→ RAW DATA
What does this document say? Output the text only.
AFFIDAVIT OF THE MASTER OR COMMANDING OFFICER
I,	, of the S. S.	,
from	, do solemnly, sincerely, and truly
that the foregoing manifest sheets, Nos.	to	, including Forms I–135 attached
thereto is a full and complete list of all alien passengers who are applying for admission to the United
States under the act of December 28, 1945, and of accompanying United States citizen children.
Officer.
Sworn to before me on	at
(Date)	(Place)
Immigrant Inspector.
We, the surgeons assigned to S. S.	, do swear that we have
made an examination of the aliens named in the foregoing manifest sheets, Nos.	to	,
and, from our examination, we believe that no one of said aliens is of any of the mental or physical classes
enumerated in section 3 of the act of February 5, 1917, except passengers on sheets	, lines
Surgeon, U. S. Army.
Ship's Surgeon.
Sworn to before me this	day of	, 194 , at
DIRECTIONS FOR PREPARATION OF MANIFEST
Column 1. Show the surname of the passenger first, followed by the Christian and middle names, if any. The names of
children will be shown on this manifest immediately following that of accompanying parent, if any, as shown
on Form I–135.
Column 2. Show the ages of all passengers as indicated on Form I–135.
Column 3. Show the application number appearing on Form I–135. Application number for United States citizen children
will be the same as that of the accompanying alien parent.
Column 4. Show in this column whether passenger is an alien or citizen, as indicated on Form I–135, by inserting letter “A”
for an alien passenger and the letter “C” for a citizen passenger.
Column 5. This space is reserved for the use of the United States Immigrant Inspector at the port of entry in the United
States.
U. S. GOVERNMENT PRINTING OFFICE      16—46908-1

→ TASK DIRECTIONS
Return each entry from the material above exactly as it appears.

→ FULL ANSWER
What does this document say? Output the text only.
AFFIDAVIT OF THE MASTER OR COMMANDING OFFICER
I,	, of the S. S.	,
from	, do solemnly, sincerely, and truly
that the foregoing manifest sheets, Nos.	to	, including Forms I–135 attached
thereto is a full and complete list of all alien passengers who are applying for admission to the United
States under the act of December 28, 1945, and of accompanying United States citizen children.
Officer.
Sworn to before me on	at
(Date)	(Place)
Immigrant Inspector.
We, the surgeons assigned to S. S.	, do swear that we have
made an examination of the aliens named in the foregoing manifest sheets, Nos.	to	,
and, from our examination, we believe that no one of said aliens is of any of the mental or physical classes
enumerated in section 3 of the act of February 5, 1917, except passengers on sheets	, lines
Surgeon, U. S. Army.
Ship's Surgeon.
Sworn to before me this	day of	, 194 , at
DIRECTIONS FOR PREPARATION OF MANIFEST
Column 1. Show the surname of the passenger first, followed by the Christian and middle names, if any. The names of
children will be shown on this manifest immediately following that of accompanying parent, if any, as shown
on Form I–135.
Column 2. Show the ages of all passengers as indicated on Form I–135.
Column 3. Show the application number appearing on Form I–135. Application number for United States citizen children
will be the same as that of the accompanying alien parent.
Column 4. Show in this column whether passenger is an alien or citizen, as indicated on Form I–135, by inserting letter “A”
for an alien passenger and the letter “C” for a citizen passenger.
Column 5. This space is reserved for the use of the United States Immigrant Inspector at the port of entry in the United
States.
U. S. GOVERNMENT PRINTING OFFICE      16—46908-1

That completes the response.